- [Task] Go through the entries below and copy each line containing the word "korenie".

Dataset entries
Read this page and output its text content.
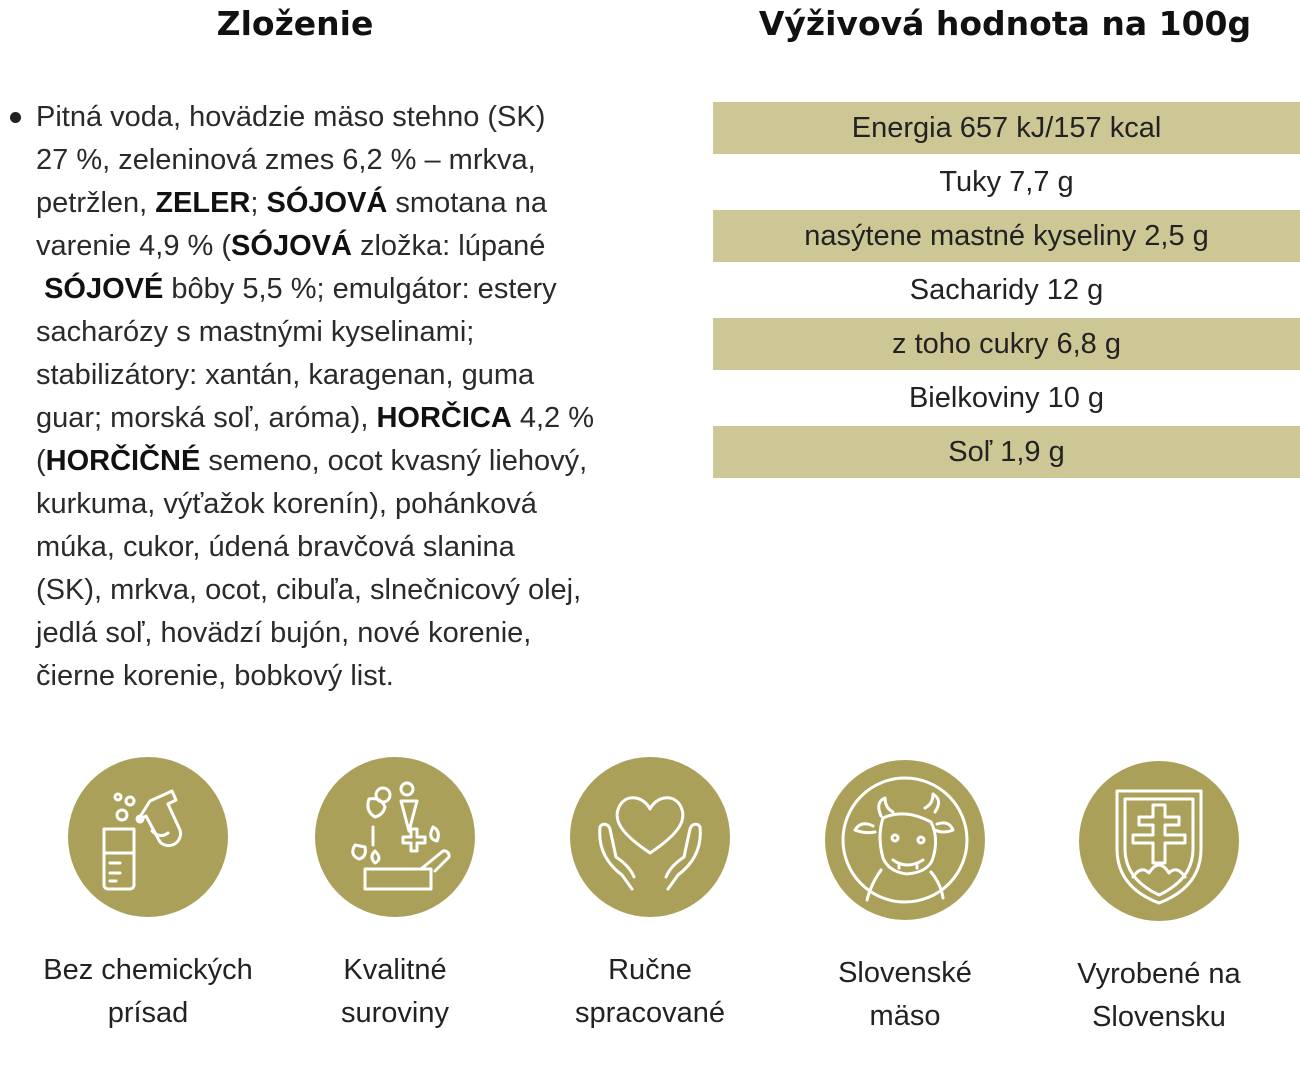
Zloženie	Výživová hodnota na 100g
Pitná voda, hovädzie mäso stehno (SK)
27 %, zeleninová zmes 6,2 % – mrkva,
petržlen, ZELER; SÓJOVÁ smotana na
varenie 4,9 % (SÓJOVÁ zložka: lúpané
SÓJOVÉ bôby 5,5 %; emulgátor: estery
sacharózy s mastnými kyselinami;
stabilizátory: xantán, karagenan, guma
guar; morská soľ, aróma), HORČICA 4,2 %
(HORČIČNÉ semeno, ocot kvasný liehový,
kurkuma, výťažok korenín), pohánková
múka, cukor, údená bravčová slanina
(SK), mrkva, ocot, cibuľa, slnečnicový olej,
jedlá soľ, hovädzí bujón, nové korenie,
čierne korenie, bobkový list.
Energia 657 kJ/157 kcal
Tuky 7,7 g
nasýtene mastné kyseliny 2,5 g
Sacharidy 12 g
z toho cukry 6,8 g
Bielkoviny 10 g
Soľ 1,9 g
Bez chemických
prísad
Kvalitné
suroviny
Ručne
spracované
Slovenské
mäso
Vyrobené na
Slovensku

- [Exercise answer]
jedlá soľ, hovädzí bujón, nové korenie,
čierne korenie, bobkový list.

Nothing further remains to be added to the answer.